=== Records shown ===

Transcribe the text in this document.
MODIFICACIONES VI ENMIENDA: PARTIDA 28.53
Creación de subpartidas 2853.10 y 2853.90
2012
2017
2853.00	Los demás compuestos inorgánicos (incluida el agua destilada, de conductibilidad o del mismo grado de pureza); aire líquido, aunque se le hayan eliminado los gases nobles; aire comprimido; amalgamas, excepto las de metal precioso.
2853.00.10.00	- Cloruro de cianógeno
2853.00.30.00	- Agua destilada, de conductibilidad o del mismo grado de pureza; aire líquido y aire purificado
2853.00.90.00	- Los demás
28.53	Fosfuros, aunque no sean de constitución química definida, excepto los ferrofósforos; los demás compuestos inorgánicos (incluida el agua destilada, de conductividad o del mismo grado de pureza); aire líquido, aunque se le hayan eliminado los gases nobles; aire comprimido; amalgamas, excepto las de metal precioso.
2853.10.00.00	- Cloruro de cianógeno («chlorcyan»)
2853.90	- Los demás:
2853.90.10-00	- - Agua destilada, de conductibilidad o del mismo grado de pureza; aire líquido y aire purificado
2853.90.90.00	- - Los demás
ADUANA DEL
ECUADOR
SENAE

===

-- Your objective --
Report only the number of lines that hold the word "purificado".

-- The solution --
2